→ WORK TO BE COMPLETED: Scan the listing below. Report each line that includes "cascadas".

→ DATASET RECORDS:
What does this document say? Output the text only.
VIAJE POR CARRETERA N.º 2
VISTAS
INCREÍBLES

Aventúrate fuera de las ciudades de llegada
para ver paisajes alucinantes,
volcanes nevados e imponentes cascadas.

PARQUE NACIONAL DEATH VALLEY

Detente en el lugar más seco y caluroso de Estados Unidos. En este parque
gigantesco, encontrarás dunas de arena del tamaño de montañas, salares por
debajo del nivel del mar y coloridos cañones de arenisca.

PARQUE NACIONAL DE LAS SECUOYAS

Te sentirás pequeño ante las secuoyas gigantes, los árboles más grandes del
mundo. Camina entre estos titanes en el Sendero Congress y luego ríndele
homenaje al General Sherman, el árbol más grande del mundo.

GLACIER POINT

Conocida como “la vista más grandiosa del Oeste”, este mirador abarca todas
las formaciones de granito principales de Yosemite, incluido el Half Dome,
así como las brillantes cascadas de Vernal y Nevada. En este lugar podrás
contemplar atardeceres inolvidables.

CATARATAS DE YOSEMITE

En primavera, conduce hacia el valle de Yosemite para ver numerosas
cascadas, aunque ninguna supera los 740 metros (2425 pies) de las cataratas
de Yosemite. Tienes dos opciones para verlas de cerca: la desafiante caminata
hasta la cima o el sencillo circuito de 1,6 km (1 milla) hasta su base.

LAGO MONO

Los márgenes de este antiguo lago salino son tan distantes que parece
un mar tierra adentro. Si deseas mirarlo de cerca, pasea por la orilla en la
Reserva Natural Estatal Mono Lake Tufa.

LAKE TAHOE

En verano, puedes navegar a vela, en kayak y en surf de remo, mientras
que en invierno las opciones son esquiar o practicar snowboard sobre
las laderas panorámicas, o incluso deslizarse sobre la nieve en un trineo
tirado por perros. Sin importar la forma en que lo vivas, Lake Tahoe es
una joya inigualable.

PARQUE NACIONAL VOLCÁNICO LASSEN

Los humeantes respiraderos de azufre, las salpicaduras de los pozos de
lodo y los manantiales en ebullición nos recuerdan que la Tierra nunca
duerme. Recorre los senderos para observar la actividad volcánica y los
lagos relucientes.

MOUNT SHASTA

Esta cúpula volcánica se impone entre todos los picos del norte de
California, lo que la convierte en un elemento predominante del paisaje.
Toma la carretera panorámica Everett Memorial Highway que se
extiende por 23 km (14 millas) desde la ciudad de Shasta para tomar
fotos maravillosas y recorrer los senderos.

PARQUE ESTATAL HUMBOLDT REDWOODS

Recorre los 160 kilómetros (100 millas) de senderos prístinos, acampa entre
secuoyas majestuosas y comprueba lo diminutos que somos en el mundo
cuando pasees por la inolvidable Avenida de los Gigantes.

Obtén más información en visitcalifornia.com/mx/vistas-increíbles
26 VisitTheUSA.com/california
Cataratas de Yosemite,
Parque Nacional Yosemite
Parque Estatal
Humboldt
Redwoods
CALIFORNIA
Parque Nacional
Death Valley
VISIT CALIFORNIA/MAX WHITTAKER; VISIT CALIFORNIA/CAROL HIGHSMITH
--
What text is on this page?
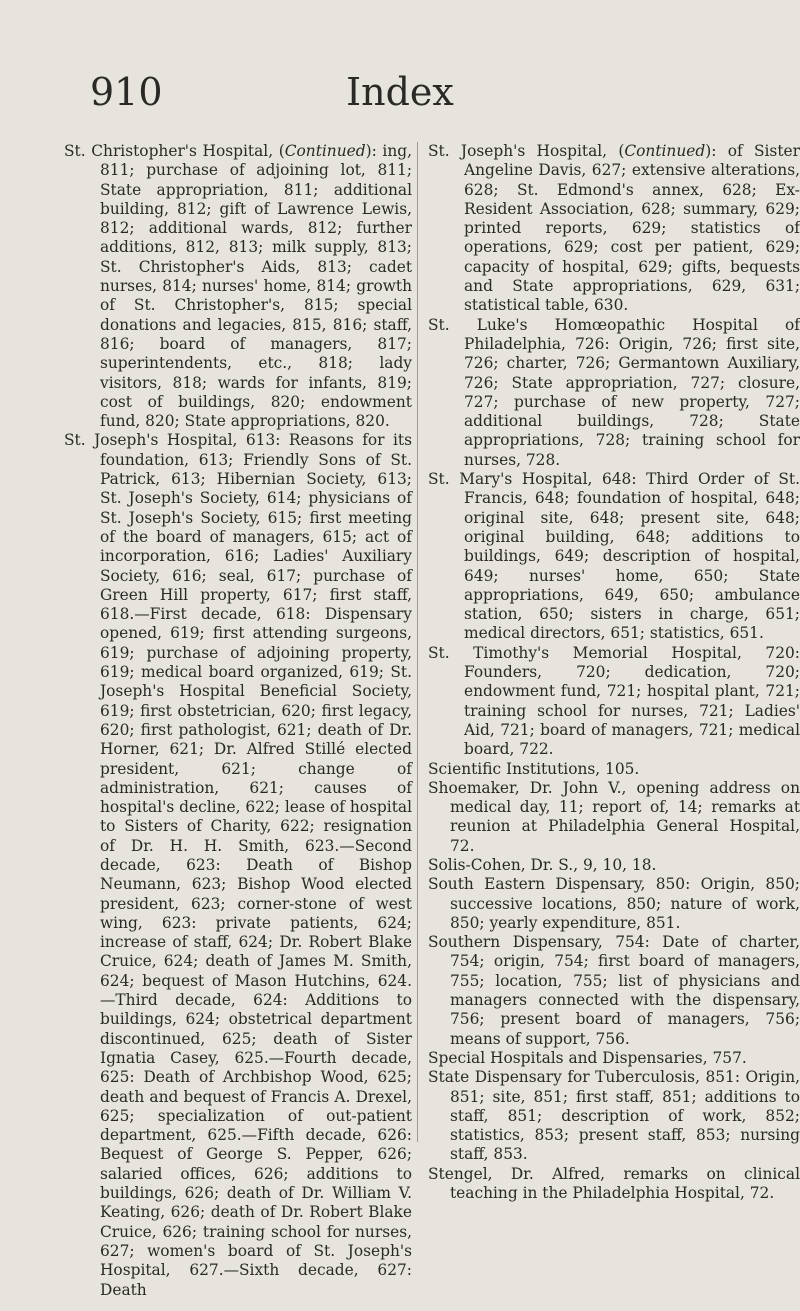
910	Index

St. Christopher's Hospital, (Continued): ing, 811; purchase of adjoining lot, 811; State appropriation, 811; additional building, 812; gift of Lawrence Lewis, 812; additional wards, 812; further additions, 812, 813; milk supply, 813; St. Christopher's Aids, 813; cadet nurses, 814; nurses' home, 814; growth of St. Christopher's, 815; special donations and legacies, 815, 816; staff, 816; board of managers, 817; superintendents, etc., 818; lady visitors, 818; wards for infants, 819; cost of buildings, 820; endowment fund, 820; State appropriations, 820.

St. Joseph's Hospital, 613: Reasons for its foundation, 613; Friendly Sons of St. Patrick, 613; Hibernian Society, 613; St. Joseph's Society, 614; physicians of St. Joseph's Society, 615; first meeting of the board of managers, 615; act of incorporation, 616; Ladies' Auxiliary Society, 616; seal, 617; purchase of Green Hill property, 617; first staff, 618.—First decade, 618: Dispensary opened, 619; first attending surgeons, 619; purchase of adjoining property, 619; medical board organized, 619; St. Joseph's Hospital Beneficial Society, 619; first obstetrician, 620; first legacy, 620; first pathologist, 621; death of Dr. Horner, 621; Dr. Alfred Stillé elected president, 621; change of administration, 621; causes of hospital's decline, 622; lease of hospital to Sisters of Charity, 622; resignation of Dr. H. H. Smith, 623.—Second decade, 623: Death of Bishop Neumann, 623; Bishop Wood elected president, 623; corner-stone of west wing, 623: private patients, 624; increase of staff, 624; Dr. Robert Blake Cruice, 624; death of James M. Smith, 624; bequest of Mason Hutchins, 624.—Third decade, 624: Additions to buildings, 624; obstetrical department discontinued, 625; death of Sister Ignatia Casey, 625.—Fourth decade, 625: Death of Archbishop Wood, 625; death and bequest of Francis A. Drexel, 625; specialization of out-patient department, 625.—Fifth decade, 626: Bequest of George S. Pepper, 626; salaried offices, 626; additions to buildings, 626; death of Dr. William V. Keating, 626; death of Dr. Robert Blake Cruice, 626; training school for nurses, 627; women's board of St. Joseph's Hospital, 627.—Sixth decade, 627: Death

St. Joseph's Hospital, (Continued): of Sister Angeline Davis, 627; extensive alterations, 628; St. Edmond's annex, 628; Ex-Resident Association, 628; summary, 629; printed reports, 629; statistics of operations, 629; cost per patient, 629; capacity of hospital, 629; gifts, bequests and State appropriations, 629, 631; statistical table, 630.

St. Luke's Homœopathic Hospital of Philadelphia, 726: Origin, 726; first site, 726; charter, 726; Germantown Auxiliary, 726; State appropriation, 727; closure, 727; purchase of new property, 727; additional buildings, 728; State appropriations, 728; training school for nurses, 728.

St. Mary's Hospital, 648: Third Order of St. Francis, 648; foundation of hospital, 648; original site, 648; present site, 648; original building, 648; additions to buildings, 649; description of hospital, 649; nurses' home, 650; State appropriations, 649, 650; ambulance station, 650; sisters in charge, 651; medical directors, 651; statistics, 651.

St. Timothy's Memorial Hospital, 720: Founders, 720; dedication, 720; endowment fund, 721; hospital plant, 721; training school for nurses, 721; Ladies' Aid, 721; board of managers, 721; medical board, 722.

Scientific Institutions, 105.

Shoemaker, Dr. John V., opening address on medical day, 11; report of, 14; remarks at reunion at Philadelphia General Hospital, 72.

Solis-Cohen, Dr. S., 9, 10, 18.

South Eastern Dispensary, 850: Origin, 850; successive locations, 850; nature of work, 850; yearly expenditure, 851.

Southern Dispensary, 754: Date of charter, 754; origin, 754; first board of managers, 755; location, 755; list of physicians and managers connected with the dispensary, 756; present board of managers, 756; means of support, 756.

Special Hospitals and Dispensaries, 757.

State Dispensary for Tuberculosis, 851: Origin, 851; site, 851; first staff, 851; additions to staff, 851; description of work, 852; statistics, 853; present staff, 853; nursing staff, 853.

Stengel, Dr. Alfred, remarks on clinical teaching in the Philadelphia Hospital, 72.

→ RESULT:
volcanes nevados e imponentes cascadas.
así como las brillantes cascadas de Vernal y Nevada. En este lugar podrás
cascadas, aunque ninguna supera los 740 metros (2425 pies) de las cataratas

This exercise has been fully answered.